• OBJECTIVE: Present every line in which the string "Members" appears.

• INPUT MATERIAL:
╭──
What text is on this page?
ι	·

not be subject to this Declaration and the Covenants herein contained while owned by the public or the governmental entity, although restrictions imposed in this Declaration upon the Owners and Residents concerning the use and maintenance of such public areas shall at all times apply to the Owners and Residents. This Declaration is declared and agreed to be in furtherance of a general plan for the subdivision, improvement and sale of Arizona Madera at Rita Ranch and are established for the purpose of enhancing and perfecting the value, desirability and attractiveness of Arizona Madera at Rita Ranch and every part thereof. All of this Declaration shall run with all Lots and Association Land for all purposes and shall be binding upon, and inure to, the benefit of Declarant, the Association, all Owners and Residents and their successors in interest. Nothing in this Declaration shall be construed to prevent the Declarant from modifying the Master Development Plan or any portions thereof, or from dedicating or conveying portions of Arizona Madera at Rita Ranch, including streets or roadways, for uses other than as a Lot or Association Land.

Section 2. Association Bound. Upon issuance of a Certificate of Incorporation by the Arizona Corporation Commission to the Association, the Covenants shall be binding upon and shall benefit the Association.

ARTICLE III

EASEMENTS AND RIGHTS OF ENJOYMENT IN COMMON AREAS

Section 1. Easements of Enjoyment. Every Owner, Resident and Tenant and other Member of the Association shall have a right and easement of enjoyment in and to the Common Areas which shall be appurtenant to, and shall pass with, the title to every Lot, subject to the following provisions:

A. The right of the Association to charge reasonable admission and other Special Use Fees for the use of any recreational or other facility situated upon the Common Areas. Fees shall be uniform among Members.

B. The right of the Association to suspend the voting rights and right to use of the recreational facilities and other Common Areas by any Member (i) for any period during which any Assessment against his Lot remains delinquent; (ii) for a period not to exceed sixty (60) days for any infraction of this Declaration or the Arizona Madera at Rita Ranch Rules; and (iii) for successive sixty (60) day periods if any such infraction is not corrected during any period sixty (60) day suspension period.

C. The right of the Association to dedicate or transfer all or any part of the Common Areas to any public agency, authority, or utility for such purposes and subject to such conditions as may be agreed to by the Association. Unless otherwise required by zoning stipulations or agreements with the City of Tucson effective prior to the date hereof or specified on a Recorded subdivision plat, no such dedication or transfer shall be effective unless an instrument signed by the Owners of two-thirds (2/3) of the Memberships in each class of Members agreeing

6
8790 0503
╰──
• ANSWER BELOW:
A. The right of the Association to charge reasonable admission and other Special Use Fees for the use of any recreational or other facility situated upon the Common Areas. Fees shall be uniform among Members.
C. The right of the Association to dedicate or transfer all or any part of the Common Areas to any public agency, authority, or utility for such purposes and subject to such conditions as may be agreed to by the Association. Unless otherwise required by zoning stipulations or agreements with the City of Tucson effective prior to the date hereof or specified on a Recorded subdivision plat, no such dedication or transfer shall be effective unless an instrument signed by the Owners of two-thirds (2/3) of the Memberships in each class of Members agreeing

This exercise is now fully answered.